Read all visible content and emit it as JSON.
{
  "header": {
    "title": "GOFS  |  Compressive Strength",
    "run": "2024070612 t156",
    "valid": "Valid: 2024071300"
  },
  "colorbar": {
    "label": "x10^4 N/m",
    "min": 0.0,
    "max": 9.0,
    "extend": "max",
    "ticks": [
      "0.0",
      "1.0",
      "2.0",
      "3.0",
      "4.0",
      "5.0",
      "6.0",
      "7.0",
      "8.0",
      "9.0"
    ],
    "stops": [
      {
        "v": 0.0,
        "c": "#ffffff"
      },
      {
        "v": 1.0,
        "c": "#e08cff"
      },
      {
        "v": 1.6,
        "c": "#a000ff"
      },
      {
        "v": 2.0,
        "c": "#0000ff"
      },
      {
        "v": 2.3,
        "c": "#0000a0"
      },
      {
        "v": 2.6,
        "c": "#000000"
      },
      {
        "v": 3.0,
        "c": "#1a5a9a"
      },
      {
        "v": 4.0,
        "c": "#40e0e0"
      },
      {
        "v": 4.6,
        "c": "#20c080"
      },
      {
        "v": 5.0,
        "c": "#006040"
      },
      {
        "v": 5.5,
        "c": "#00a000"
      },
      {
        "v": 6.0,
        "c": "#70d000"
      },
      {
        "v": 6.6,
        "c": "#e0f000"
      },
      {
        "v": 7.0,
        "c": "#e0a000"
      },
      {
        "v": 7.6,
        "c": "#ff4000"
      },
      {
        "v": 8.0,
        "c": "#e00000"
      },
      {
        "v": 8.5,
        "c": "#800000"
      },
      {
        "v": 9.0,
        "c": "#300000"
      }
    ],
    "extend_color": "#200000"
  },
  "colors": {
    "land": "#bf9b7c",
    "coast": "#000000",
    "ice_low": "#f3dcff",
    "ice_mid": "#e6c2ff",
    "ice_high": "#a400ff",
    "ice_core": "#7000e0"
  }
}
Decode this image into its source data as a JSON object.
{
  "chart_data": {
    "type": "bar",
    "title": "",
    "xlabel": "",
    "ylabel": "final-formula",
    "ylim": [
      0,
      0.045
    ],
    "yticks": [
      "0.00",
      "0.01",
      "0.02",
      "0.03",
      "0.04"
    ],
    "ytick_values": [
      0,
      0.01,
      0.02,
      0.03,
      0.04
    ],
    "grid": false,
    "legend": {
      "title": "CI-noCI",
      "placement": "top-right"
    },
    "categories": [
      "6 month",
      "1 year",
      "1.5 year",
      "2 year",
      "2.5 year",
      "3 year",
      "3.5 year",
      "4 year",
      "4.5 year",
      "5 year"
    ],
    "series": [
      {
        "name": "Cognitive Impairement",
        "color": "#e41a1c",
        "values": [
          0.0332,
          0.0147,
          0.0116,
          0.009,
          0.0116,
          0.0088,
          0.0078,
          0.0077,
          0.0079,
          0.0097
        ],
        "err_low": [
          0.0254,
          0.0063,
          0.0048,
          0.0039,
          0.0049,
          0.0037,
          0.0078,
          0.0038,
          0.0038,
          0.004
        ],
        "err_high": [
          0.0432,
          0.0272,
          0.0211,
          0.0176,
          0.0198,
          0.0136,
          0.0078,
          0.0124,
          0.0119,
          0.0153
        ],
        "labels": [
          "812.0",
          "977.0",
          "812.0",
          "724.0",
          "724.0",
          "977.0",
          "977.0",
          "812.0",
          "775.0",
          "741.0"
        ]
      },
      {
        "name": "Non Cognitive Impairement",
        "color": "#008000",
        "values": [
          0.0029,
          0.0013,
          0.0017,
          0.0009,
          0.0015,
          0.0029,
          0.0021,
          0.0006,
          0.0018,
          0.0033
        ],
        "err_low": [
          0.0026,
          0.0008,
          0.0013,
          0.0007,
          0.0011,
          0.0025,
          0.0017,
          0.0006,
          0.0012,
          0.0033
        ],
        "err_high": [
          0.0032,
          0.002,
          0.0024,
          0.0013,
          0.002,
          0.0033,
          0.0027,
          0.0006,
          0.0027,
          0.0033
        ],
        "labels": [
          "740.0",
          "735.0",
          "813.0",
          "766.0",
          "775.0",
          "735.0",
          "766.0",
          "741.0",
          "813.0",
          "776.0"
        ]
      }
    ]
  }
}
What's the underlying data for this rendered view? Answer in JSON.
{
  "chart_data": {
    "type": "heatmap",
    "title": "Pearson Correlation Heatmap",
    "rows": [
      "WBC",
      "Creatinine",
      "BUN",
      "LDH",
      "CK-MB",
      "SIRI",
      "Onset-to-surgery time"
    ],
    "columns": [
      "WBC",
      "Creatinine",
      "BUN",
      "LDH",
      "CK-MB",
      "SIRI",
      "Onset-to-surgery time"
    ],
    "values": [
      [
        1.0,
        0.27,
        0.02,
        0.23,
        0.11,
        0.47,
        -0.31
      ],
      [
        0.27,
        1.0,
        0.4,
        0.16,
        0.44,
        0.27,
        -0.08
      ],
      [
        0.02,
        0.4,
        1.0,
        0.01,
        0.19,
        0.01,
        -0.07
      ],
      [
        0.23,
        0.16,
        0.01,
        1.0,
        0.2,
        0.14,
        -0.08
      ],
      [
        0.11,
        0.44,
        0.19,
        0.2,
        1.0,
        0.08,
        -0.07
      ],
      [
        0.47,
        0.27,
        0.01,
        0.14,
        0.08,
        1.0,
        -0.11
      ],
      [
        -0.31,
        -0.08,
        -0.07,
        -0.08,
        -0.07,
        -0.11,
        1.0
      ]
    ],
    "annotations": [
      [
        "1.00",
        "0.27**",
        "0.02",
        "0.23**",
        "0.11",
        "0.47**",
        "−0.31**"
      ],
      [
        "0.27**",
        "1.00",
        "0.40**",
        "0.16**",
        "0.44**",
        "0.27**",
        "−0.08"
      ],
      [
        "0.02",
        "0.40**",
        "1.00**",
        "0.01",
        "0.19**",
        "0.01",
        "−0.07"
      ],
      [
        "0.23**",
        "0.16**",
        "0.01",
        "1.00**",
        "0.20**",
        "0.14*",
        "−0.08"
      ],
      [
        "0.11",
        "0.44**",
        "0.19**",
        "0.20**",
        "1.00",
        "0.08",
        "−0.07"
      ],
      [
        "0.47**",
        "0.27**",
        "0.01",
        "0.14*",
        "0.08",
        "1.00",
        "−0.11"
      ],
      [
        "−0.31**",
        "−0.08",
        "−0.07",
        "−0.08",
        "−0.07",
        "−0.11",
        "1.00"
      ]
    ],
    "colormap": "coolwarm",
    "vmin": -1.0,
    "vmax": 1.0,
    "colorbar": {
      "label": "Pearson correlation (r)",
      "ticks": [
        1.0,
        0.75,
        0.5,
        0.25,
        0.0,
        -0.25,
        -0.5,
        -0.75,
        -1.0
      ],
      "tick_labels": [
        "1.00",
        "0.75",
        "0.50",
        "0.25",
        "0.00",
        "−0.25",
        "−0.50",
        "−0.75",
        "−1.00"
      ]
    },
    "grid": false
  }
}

•••••

### Exercise prompt
Output the listing above exactly as it appears.

### Response for this exercise
Read all visible content and emit it as JSON.
{
  "header": {
    "title": "GOFS  |  Compressive Strength",
    "run": "2024070612 t156",
    "valid": "Valid: 2024071300"
  },
  "colorbar": {
    "label": "x10^4 N/m",
    "min": 0.0,
    "max": 9.0,
    "extend": "max",
    "ticks": [
      "0.0",
      "1.0",
      "2.0",
      "3.0",
      "4.0",
      "5.0",
      "6.0",
      "7.0",
      "8.0",
      "9.0"
    ],
    "stops": [
      {
        "v": 0.0,
        "c": "#ffffff"
      },
      {
        "v": 1.0,
        "c": "#e08cff"
      },
      {
        "v": 1.6,
        "c": "#a000ff"
      },
      {
        "v": 2.0,
        "c": "#0000ff"
      },
      {
        "v": 2.3,
        "c": "#0000a0"
      },
      {
        "v": 2.6,
        "c": "#000000"
      },
      {
        "v": 3.0,
        "c": "#1a5a9a"
      },
      {
        "v": 4.0,
        "c": "#40e0e0"
      },
      {
        "v": 4.6,
        "c": "#20c080"
      },
      {
        "v": 5.0,
        "c": "#006040"
      },
      {
        "v": 5.5,
        "c": "#00a000"
      },
      {
        "v": 6.0,
        "c": "#70d000"
      },
      {
        "v": 6.6,
        "c": "#e0f000"
      },
      {
        "v": 7.0,
        "c": "#e0a000"
      },
      {
        "v": 7.6,
        "c": "#ff4000"
      },
      {
        "v": 8.0,
        "c": "#e00000"
      },
      {
        "v": 8.5,
        "c": "#800000"
      },
      {
        "v": 9.0,
        "c": "#300000"
      }
    ],
    "extend_color": "#200000"
  },
  "colors": {
    "land": "#bf9b7c",
    "coast": "#000000",
    "ice_low": "#f3dcff",
    "ice_mid": "#e6c2ff",
    "ice_high": "#a400ff",
    "ice_core": "#7000e0"
  }
}
Decode this image into its source data as a JSON object.
{
  "chart_data": {
    "type": "bar",
    "title": "",
    "xlabel": "",
    "ylabel": "final-formula",
    "ylim": [
      0,
      0.045
    ],
    "yticks": [
      "0.00",
      "0.01",
      "0.02",
      "0.03",
      "0.04"
    ],
    "ytick_values": [
      0,
      0.01,
      0.02,
      0.03,
      0.04
    ],
    "grid": false,
    "legend": {
      "title": "CI-noCI",
      "placement": "top-right"
    },
    "categories": [
      "6 month",
      "1 year",
      "1.5 year",
      "2 year",
      "2.5 year",
      "3 year",
      "3.5 year",
      "4 year",
      "4.5 year",
      "5 year"
    ],
    "series": [
      {
        "name": "Cognitive Impairement",
        "color": "#e41a1c",
        "values": [
          0.0332,
          0.0147,
          0.0116,
          0.009,
          0.0116,
          0.0088,
          0.0078,
          0.0077,
          0.0079,
          0.0097
        ],
        "err_low": [
          0.0254,
          0.0063,
          0.0048,
          0.0039,
          0.0049,
          0.0037,
          0.0078,
          0.0038,
          0.0038,
          0.004
        ],
        "err_high": [
          0.0432,
          0.0272,
          0.0211,
          0.0176,
          0.0198,
          0.0136,
          0.0078,
          0.0124,
          0.0119,
          0.0153
        ],
        "labels": [
          "812.0",
          "977.0",
          "812.0",
          "724.0",
          "724.0",
          "977.0",
          "977.0",
          "812.0",
          "775.0",
          "741.0"
        ]
      },
      {
        "name": "Non Cognitive Impairement",
        "color": "#008000",
        "values": [
          0.0029,
          0.0013,
          0.0017,
          0.0009,
          0.0015,
          0.0029,
          0.0021,
          0.0006,
          0.0018,
          0.0033
        ],
        "err_low": [
          0.0026,
          0.0008,
          0.0013,
          0.0007,
          0.0011,
          0.0025,
          0.0017,
          0.0006,
          0.0012,
          0.0033
        ],
        "err_high": [
          0.0032,
          0.002,
          0.0024,
          0.0013,
          0.002,
          0.0033,
          0.0027,
          0.0006,
          0.0027,
          0.0033
        ],
        "labels": [
          "740.0",
          "735.0",
          "813.0",
          "766.0",
          "775.0",
          "735.0",
          "766.0",
          "741.0",
          "813.0",
          "776.0"
        ]
      }
    ]
  }
}
What's the underlying data for this rendered view? Answer in JSON.
{
  "chart_data": {
    "type": "heatmap",
    "title": "Pearson Correlation Heatmap",
    "rows": [
      "WBC",
      "Creatinine",
      "BUN",
      "LDH",
      "CK-MB",
      "SIRI",
      "Onset-to-surgery time"
    ],
    "columns": [
      "WBC",
      "Creatinine",
      "BUN",
      "LDH",
      "CK-MB",
      "SIRI",
      "Onset-to-surgery time"
    ],
    "values": [
      [
        1.0,
        0.27,
        0.02,
        0.23,
        0.11,
        0.47,
        -0.31
      ],
      [
        0.27,
        1.0,
        0.4,
        0.16,
        0.44,
        0.27,
        -0.08
      ],
      [
        0.02,
        0.4,
        1.0,
        0.01,
        0.19,
        0.01,
        -0.07
      ],
      [
        0.23,
        0.16,
        0.01,
        1.0,
        0.2,
        0.14,
        -0.08
      ],
      [
        0.11,
        0.44,
        0.19,
        0.2,
        1.0,
        0.08,
        -0.07
      ],
      [
        0.47,
        0.27,
        0.01,
        0.14,
        0.08,
        1.0,
        -0.11
      ],
      [
        -0.31,
        -0.08,
        -0.07,
        -0.08,
        -0.07,
        -0.11,
        1.0
      ]
    ],
    "annotations": [
      [
        "1.00",
        "0.27**",
        "0.02",
        "0.23**",
        "0.11",
        "0.47**",
        "−0.31**"
      ],
      [
        "0.27**",
        "1.00",
        "0.40**",
        "0.16**",
        "0.44**",
        "0.27**",
        "−0.08"
      ],
      [
        "0.02",
        "0.40**",
        "1.00**",
        "0.01",
        "0.19**",
        "0.01",
        "−0.07"
      ],
      [
        "0.23**",
        "0.16**",
        "0.01",
        "1.00**",
        "0.20**",
        "0.14*",
        "−0.08"
      ],
      [
        "0.11",
        "0.44**",
        "0.19**",
        "0.20**",
        "1.00",
        "0.08",
        "−0.07"
      ],
      [
        "0.47**",
        "0.27**",
        "0.01",
        "0.14*",
        "0.08",
        "1.00",
        "−0.11"
      ],
      [
        "−0.31**",
        "−0.08",
        "−0.07",
        "−0.08",
        "−0.07",
        "−0.11",
        "1.00"
      ]
    ],
    "colormap": "coolwarm",
    "vmin": -1.0,
    "vmax": 1.0,
    "colorbar": {
      "label": "Pearson correlation (r)",
      "ticks": [
        1.0,
        0.75,
        0.5,
        0.25,
        0.0,
        -0.25,
        -0.5,
        -0.75,
        -1.0
      ],
      "tick_labels": [
        "1.00",
        "0.75",
        "0.50",
        "0.25",
        "0.00",
        "−0.25",
        "−0.50",
        "−0.75",
        "−1.00"
      ]
    },
    "grid": false
  }
}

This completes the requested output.